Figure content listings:
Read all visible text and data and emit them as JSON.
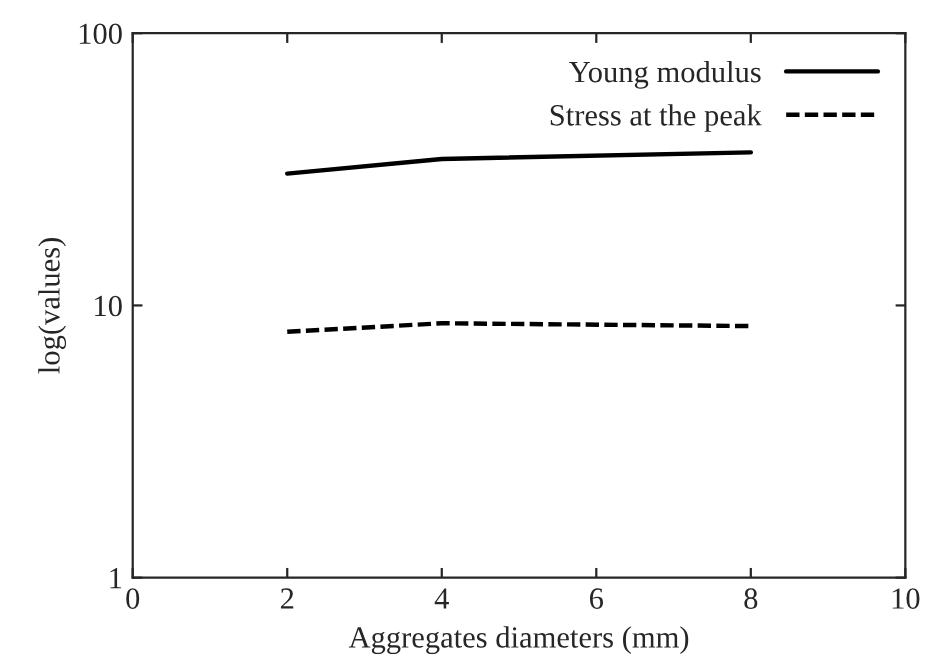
{
  "chart_data": {
    "type": "line",
    "xlabel": "Aggregates diameters (mm)",
    "ylabel": "log(values)",
    "x": [
      2,
      4,
      8
    ],
    "series": [
      {
        "name": "Young modulus",
        "color": "#000000",
        "values": [
          30.5,
          34.5,
          36.5
        ],
        "line_style": "solid"
      },
      {
        "name": "Stress at the peak",
        "color": "#000000",
        "values": [
          8.0,
          8.6,
          8.4
        ],
        "line_style": "dashed"
      }
    ],
    "log": "y",
    "xlim": [
      0,
      10
    ],
    "xticks": [
      0,
      2,
      4,
      6,
      8,
      10
    ],
    "ylim": [
      1,
      100
    ],
    "yticks": [
      1,
      10,
      100
    ],
    "legend": "top right",
    "grid": false,
    "marker": "none"
  }
}
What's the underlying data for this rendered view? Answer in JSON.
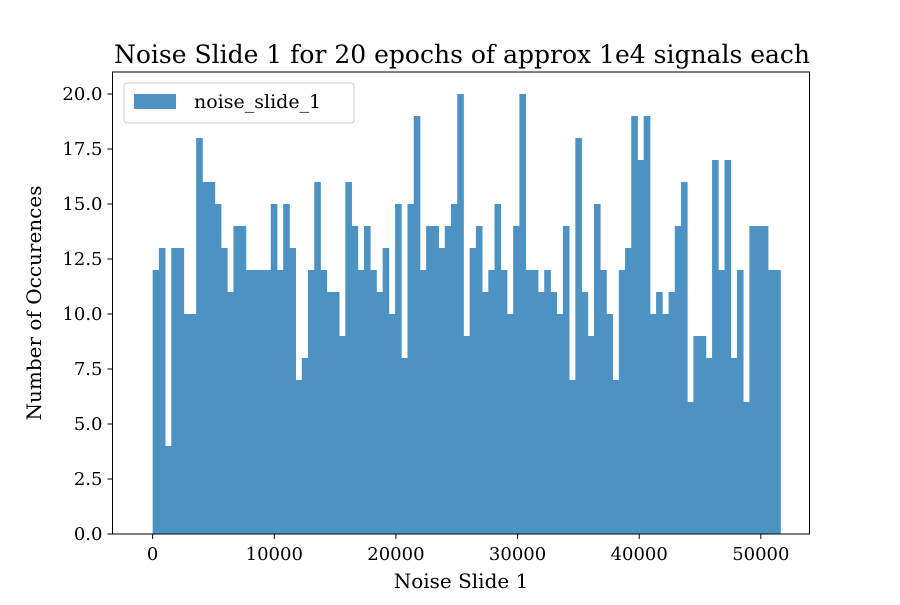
{
  "chart_data": {
    "type": "bar",
    "title": "Noise Slide 1 for 20 epochs of approx 1e4 signals each",
    "xlabel": "Noise Slide 1",
    "ylabel": "Number of Occurences",
    "xlim": [
      -3300,
      54000
    ],
    "ylim": [
      0,
      21
    ],
    "x_ticks": [
      0,
      10000,
      20000,
      30000,
      40000,
      50000
    ],
    "x_tick_labels": [
      "0",
      "10000",
      "20000",
      "30000",
      "40000",
      "50000"
    ],
    "y_ticks": [
      0,
      2.5,
      5,
      7.5,
      10,
      12.5,
      15,
      17.5,
      20
    ],
    "y_tick_labels": [
      "0.0",
      "2.5",
      "5.0",
      "7.5",
      "10.0",
      "12.5",
      "15.0",
      "17.5",
      "20.0"
    ],
    "bin_start": 0,
    "bin_width": 511,
    "bar_color": "#4c93c3",
    "legend_position": "top-left",
    "grid": false,
    "series": [
      {
        "name": "noise_slide_1",
        "values": [
          12,
          13,
          4,
          13,
          13,
          10,
          10,
          18,
          16,
          16,
          15,
          13,
          11,
          14,
          14,
          12,
          12,
          12,
          12,
          15,
          12,
          15,
          13,
          7,
          8,
          12,
          16,
          12,
          11,
          11,
          9,
          16,
          14,
          12,
          14,
          12,
          11,
          13,
          10,
          15,
          8,
          15,
          19,
          12,
          14,
          14,
          13,
          14,
          15,
          20,
          9,
          13,
          14,
          11,
          12,
          15,
          12,
          10,
          14,
          20,
          12,
          12,
          11,
          12,
          11,
          10,
          14,
          7,
          18,
          11,
          9,
          15,
          12,
          10,
          7,
          12,
          13,
          19,
          17,
          19,
          10,
          11,
          10,
          11,
          14,
          16,
          6,
          9,
          9,
          8,
          17,
          12,
          17,
          8,
          12,
          6,
          14,
          14,
          14,
          12,
          12
        ]
      }
    ]
  }
}
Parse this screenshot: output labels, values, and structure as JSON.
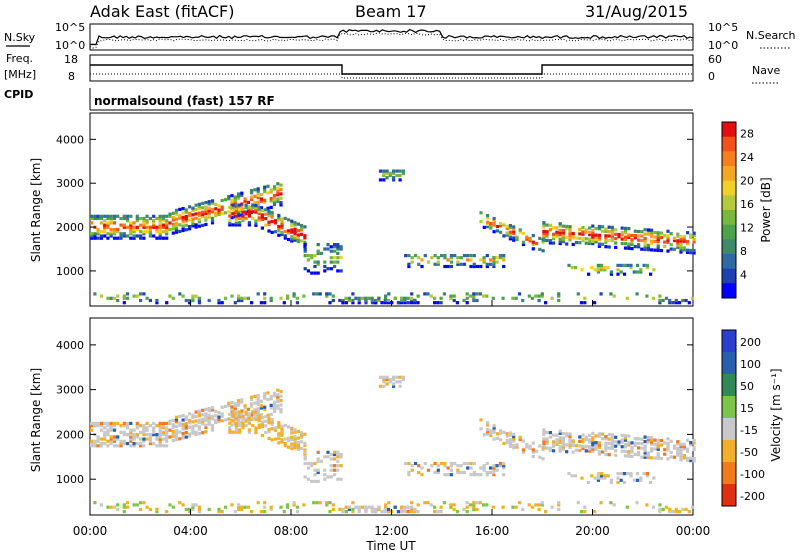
{
  "header": {
    "station": "Adak East (fitACF)",
    "beam": "Beam 17",
    "date": "31/Aug/2015"
  },
  "panels": {
    "nsky_label": "N.Sky",
    "nsky_ticks": [
      "10^5",
      "10^0"
    ],
    "nsearch_label": "N.Search",
    "nsearch_ticks": [
      "10^5",
      "10^0"
    ],
    "freq_label_1": "Freq.",
    "freq_label_2": "[MHz]",
    "freq_ticks": [
      "18",
      "8"
    ],
    "nave_label": "Nave",
    "nave_ticks": [
      "60",
      "0"
    ],
    "cpid_label": "CPID",
    "cpid_text": "normalsound (fast) 157 RF"
  },
  "chart_data": [
    {
      "type": "heatmap",
      "name": "power",
      "ylabel": "Slant Range [km]",
      "y_ticks": [
        "4000",
        "3000",
        "2000",
        "1000"
      ],
      "ylim": [
        200,
        4600
      ],
      "colorbar_label": "Power [dB]",
      "colorbar_ticks": [
        "28",
        "24",
        "20",
        "16",
        "12",
        "8",
        "4"
      ],
      "colorbar_range": [
        0,
        30
      ],
      "colors": [
        "#0000ff",
        "#1f3fb5",
        "#2f6aa3",
        "#3d8a6a",
        "#4da24d",
        "#78b83c",
        "#b5c93a",
        "#f2d02a",
        "#f5a623",
        "#f57f1c",
        "#f2521a",
        "#e01010"
      ]
    },
    {
      "type": "heatmap",
      "name": "velocity",
      "ylabel": "Slant Range [km]",
      "y_ticks": [
        "4000",
        "3000",
        "2000",
        "1000"
      ],
      "ylim": [
        200,
        4600
      ],
      "colorbar_label": "Velocity [m s⁻¹]",
      "colorbar_ticks": [
        "200",
        "100",
        "50",
        "15",
        "-15",
        "-50",
        "-100",
        "-200"
      ],
      "colorbar_range": [
        -250,
        250
      ],
      "colors": [
        "#2a3fd0",
        "#2a5fb0",
        "#2f8a55",
        "#7cc44a",
        "#c8c8c8",
        "#f2b02a",
        "#f07a1c",
        "#e03010"
      ]
    }
  ],
  "x_axis": {
    "label": "Time UT",
    "ticks": [
      "00:00",
      "04:00",
      "08:00",
      "12:00",
      "16:00",
      "20:00",
      "00:00"
    ],
    "range_hours": [
      0,
      24
    ]
  }
}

YOUR INSTRUCTIONS
Without the images, write out each line of the data verbatim.

EXERCISE RESULT
Read all visible text and data and emit them as JSON.
{
  "chart_data": {
    "type": "line",
    "xlabel": "Aggregates diameters (mm)",
    "ylabel": "log(values)",
    "x": [
      2,
      4,
      8
    ],
    "series": [
      {
        "name": "Young modulus",
        "color": "#000000",
        "values": [
          30.5,
          34.5,
          36.5
        ],
        "line_style": "solid"
      },
      {
        "name": "Stress at the peak",
        "color": "#000000",
        "values": [
          8.0,
          8.6,
          8.4
        ],
        "line_style": "dashed"
      }
    ],
    "log": "y",
    "xlim": [
      0,
      10
    ],
    "xticks": [
      0,
      2,
      4,
      6,
      8,
      10
    ],
    "ylim": [
      1,
      100
    ],
    "yticks": [
      1,
      10,
      100
    ],
    "legend": "top right",
    "grid": false,
    "marker": "none"
  }
}
What's the underlying data for this rendered view? Answer in JSON.
{
  "chart_data": {
    "type": "bar",
    "title": "Noise Slide 1 for 20 epochs of approx 1e4 signals each",
    "xlabel": "Noise Slide 1",
    "ylabel": "Number of Occurences",
    "xlim": [
      -3300,
      54000
    ],
    "ylim": [
      0,
      21
    ],
    "x_ticks": [
      0,
      10000,
      20000,
      30000,
      40000,
      50000
    ],
    "x_tick_labels": [
      "0",
      "10000",
      "20000",
      "30000",
      "40000",
      "50000"
    ],
    "y_ticks": [
      0,
      2.5,
      5,
      7.5,
      10,
      12.5,
      15,
      17.5,
      20
    ],
    "y_tick_labels": [
      "0.0",
      "2.5",
      "5.0",
      "7.5",
      "10.0",
      "12.5",
      "15.0",
      "17.5",
      "20.0"
    ],
    "bin_start": 0,
    "bin_width": 511,
    "bar_color": "#4c93c3",
    "legend_position": "top-left",
    "grid": false,
    "series": [
      {
        "name": "noise_slide_1",
        "values": [
          12,
          13,
          4,
          13,
          13,
          10,
          10,
          18,
          16,
          16,
          15,
          13,
          11,
          14,
          14,
          12,
          12,
          12,
          12,
          15,
          12,
          15,
          13,
          7,
          8,
          12,
          16,
          12,
          11,
          11,
          9,
          16,
          14,
          12,
          14,
          12,
          11,
          13,
          10,
          15,
          8,
          15,
          19,
          12,
          14,
          14,
          13,
          14,
          15,
          20,
          9,
          13,
          14,
          11,
          12,
          15,
          12,
          10,
          14,
          20,
          12,
          12,
          11,
          12,
          11,
          10,
          14,
          7,
          18,
          11,
          9,
          15,
          12,
          10,
          7,
          12,
          13,
          19,
          17,
          19,
          10,
          11,
          10,
          11,
          14,
          16,
          6,
          9,
          9,
          8,
          17,
          12,
          17,
          8,
          12,
          6,
          14,
          14,
          14,
          12,
          12
        ]
      }
    ]
  }
}
Parse this screenshot: output labels, values, and structure as JSON.
{
  "header": {
    "station": "Adak East (fitACF)",
    "beam": "Beam 17",
    "date": "31/Aug/2015"
  },
  "panels": {
    "nsky_label": "N.Sky",
    "nsky_ticks": [
      "10^5",
      "10^0"
    ],
    "nsearch_label": "N.Search",
    "nsearch_ticks": [
      "10^5",
      "10^0"
    ],
    "freq_label_1": "Freq.",
    "freq_label_2": "[MHz]",
    "freq_ticks": [
      "18",
      "8"
    ],
    "nave_label": "Nave",
    "nave_ticks": [
      "60",
      "0"
    ],
    "cpid_label": "CPID",
    "cpid_text": "normalsound (fast) 157 RF"
  },
  "chart_data": [
    {
      "type": "heatmap",
      "name": "power",
      "ylabel": "Slant Range [km]",
      "y_ticks": [
        "4000",
        "3000",
        "2000",
        "1000"
      ],
      "ylim": [
        200,
        4600
      ],
      "colorbar_label": "Power [dB]",
      "colorbar_ticks": [
        "28",
        "24",
        "20",
        "16",
        "12",
        "8",
        "4"
      ],
      "colorbar_range": [
        0,
        30
      ],
      "colors": [
        "#0000ff",
        "#1f3fb5",
        "#2f6aa3",
        "#3d8a6a",
        "#4da24d",
        "#78b83c",
        "#b5c93a",
        "#f2d02a",
        "#f5a623",
        "#f57f1c",
        "#f2521a",
        "#e01010"
      ]
    },
    {
      "type": "heatmap",
      "name": "velocity",
      "ylabel": "Slant Range [km]",
      "y_ticks": [
        "4000",
        "3000",
        "2000",
        "1000"
      ],
      "ylim": [
        200,
        4600
      ],
      "colorbar_label": "Velocity [m s⁻¹]",
      "colorbar_ticks": [
        "200",
        "100",
        "50",
        "15",
        "-15",
        "-50",
        "-100",
        "-200"
      ],
      "colorbar_range": [
        -250,
        250
      ],
      "colors": [
        "#2a3fd0",
        "#2a5fb0",
        "#2f8a55",
        "#7cc44a",
        "#c8c8c8",
        "#f2b02a",
        "#f07a1c",
        "#e03010"
      ]
    }
  ],
  "x_axis": {
    "label": "Time UT",
    "ticks": [
      "00:00",
      "04:00",
      "08:00",
      "12:00",
      "16:00",
      "20:00",
      "00:00"
    ],
    "range_hours": [
      0,
      24
    ]
  }
}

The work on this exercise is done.